Problem details
Exclude any images and output the remaining records exactly.

━━━ Exercise input ━━━

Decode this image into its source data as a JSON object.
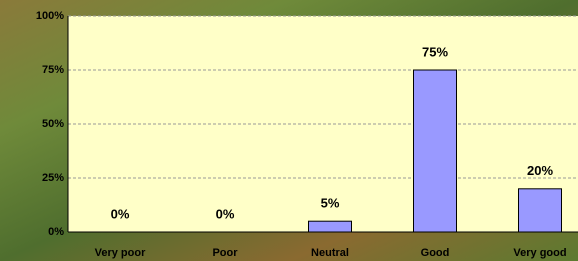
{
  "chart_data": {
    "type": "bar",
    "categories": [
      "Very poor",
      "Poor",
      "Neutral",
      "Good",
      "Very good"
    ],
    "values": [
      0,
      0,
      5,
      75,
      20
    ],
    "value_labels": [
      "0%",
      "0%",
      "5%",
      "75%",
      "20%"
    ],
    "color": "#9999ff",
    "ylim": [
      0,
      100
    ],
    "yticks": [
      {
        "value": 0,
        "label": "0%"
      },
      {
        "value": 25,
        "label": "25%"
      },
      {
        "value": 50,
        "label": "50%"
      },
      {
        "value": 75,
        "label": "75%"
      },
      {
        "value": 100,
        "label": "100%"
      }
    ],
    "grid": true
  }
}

━━━

Result below
Decode this image into its source data as a JSON object.
{
  "chart_data": {
    "type": "bar",
    "categories": [
      "Very poor",
      "Poor",
      "Neutral",
      "Good",
      "Very good"
    ],
    "values": [
      0,
      0,
      5,
      75,
      20
    ],
    "value_labels": [
      "0%",
      "0%",
      "5%",
      "75%",
      "20%"
    ],
    "color": "#9999ff",
    "ylim": [
      0,
      100
    ],
    "yticks": [
      {
        "value": 0,
        "label": "0%"
      },
      {
        "value": 25,
        "label": "25%"
      },
      {
        "value": 50,
        "label": "50%"
      },
      {
        "value": 75,
        "label": "75%"
      },
      {
        "value": 100,
        "label": "100%"
      }
    ],
    "grid": true
  }
}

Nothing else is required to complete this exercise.